### The task
Lines containing the string "apps" are to be counted; report the number and nothing more.

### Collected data
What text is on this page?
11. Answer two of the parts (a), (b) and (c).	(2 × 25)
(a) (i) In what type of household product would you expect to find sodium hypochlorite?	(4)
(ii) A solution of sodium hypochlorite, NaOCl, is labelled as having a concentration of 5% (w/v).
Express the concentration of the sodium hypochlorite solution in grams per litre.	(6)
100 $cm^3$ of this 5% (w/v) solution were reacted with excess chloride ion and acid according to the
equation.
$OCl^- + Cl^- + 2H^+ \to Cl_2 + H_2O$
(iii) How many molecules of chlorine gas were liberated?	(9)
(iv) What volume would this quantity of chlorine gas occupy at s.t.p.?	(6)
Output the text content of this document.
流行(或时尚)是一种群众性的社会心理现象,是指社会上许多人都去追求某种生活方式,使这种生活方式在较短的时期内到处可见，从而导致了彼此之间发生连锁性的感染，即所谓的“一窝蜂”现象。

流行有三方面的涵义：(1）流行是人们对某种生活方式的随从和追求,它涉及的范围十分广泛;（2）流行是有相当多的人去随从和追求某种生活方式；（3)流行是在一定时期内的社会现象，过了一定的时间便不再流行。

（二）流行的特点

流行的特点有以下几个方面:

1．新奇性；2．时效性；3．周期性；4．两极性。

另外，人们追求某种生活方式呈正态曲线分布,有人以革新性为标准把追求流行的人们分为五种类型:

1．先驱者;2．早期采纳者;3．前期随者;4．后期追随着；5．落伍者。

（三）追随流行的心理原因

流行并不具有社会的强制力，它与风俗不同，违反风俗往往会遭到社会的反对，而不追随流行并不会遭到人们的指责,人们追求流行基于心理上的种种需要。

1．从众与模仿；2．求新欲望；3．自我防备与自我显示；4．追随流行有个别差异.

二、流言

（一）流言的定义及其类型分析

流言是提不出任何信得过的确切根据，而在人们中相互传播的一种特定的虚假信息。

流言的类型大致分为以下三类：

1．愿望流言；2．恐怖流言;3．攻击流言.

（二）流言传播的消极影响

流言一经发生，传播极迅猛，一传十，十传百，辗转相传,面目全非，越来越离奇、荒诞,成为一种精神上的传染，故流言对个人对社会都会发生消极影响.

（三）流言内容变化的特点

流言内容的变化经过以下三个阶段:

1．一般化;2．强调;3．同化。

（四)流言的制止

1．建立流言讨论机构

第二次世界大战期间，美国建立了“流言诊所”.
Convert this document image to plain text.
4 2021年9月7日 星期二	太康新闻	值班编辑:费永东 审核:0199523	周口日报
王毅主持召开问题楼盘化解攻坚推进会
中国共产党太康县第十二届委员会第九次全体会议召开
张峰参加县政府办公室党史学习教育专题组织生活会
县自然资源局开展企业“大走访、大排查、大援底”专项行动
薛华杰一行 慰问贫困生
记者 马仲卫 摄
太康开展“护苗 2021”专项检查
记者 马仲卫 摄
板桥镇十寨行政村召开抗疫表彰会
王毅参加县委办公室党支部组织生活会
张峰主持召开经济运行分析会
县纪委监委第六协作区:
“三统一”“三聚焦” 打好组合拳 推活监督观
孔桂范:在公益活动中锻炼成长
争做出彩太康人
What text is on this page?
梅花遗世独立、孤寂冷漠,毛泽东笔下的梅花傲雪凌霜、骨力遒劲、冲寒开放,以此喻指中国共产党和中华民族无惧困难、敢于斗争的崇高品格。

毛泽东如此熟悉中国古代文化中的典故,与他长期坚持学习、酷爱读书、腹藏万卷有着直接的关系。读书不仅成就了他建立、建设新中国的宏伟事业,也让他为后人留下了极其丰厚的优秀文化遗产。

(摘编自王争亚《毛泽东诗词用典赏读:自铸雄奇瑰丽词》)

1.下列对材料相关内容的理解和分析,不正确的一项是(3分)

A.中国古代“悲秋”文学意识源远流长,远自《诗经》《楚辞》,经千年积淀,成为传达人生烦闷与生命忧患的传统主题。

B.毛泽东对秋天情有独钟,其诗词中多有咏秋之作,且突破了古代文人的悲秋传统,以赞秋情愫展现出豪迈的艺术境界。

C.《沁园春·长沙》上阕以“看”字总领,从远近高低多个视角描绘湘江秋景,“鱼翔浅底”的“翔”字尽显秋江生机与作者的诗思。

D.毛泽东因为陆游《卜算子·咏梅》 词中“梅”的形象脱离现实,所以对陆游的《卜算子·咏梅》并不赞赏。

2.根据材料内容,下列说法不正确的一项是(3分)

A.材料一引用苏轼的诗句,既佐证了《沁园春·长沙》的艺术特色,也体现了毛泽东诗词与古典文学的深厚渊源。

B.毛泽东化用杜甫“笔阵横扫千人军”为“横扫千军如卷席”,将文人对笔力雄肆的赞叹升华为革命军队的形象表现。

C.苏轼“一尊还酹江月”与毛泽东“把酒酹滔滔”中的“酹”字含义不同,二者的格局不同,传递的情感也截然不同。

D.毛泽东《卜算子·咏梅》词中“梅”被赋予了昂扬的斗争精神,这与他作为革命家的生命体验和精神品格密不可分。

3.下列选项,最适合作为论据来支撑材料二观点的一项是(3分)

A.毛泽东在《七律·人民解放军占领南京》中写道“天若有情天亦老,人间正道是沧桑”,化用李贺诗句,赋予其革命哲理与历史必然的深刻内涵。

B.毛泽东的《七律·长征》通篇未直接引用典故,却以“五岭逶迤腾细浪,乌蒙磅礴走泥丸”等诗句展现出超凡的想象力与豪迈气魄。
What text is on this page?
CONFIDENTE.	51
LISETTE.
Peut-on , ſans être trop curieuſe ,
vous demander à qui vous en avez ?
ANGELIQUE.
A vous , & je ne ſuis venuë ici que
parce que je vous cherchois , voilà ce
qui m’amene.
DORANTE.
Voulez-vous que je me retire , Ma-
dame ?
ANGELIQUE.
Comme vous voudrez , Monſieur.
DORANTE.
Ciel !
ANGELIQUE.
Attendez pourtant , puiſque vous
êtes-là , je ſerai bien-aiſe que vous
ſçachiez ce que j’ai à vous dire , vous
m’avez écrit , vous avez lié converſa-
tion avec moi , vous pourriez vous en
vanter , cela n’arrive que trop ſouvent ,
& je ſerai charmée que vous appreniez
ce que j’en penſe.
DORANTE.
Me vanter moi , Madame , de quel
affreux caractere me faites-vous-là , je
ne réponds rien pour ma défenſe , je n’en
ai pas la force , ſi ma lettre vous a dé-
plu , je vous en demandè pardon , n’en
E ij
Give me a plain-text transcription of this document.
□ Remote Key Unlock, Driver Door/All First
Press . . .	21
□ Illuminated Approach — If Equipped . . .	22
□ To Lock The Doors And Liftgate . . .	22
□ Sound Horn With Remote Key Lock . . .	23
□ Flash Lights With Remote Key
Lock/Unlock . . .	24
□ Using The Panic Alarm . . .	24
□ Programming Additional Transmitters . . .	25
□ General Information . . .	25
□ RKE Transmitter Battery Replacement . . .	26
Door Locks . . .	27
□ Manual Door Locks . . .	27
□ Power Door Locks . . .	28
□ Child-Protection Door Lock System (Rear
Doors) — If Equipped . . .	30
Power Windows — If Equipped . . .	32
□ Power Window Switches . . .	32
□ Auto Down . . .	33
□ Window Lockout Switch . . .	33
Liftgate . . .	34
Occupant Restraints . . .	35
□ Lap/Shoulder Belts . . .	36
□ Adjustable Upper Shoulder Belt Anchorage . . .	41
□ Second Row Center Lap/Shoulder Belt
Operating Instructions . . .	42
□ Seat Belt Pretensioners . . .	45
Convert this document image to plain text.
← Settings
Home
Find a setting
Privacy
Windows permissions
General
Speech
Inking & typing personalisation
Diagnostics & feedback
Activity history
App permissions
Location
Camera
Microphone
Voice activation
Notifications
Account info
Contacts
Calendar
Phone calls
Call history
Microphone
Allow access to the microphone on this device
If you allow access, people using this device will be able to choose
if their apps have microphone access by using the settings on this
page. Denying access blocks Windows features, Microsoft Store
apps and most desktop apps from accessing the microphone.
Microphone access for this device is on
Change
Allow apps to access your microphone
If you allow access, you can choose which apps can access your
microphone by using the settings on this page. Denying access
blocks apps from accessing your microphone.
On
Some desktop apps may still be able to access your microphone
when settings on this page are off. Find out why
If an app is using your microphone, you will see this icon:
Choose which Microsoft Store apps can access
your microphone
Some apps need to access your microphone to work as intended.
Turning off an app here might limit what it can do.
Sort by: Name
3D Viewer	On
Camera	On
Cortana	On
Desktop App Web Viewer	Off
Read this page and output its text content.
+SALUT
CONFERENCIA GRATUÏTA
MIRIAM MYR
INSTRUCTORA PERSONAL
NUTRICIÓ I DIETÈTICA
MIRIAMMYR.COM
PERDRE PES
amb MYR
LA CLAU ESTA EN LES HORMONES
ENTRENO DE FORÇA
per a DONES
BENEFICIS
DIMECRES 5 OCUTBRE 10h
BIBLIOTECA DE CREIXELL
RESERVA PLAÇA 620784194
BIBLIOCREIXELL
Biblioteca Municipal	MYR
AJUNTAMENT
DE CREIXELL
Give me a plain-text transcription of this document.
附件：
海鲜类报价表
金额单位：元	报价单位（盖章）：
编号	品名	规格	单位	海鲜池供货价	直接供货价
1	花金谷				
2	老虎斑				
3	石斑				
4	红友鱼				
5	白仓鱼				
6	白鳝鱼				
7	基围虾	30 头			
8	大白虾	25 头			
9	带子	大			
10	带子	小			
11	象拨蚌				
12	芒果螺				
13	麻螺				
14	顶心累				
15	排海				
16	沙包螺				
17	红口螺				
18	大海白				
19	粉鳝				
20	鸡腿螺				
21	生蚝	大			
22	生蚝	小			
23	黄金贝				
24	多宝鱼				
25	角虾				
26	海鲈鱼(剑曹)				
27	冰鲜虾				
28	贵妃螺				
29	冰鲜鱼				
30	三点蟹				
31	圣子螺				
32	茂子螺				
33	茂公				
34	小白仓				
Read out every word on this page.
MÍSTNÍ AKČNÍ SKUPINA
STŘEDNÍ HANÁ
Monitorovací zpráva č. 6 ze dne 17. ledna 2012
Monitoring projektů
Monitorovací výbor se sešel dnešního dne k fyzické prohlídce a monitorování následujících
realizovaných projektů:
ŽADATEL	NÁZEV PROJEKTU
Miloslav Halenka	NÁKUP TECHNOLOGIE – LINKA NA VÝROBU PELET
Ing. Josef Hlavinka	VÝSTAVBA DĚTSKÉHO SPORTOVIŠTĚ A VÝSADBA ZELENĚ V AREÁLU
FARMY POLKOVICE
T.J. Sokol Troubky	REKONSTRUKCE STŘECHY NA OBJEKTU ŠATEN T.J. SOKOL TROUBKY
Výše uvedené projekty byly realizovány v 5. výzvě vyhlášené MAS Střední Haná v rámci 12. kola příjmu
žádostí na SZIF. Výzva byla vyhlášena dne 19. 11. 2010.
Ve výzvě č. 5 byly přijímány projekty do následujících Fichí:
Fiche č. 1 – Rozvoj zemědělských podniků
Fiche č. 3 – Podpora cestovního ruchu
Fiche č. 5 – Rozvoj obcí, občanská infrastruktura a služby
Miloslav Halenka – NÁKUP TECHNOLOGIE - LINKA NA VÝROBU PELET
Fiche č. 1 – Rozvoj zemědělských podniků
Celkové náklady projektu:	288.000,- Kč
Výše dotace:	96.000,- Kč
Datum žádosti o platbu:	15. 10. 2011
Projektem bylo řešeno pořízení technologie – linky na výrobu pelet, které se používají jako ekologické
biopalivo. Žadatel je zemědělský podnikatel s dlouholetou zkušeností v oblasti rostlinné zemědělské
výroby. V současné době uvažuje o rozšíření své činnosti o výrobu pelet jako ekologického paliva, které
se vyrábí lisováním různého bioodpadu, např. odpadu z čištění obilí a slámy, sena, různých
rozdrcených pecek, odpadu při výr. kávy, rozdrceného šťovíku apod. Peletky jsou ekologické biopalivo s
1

### Solution for this task
8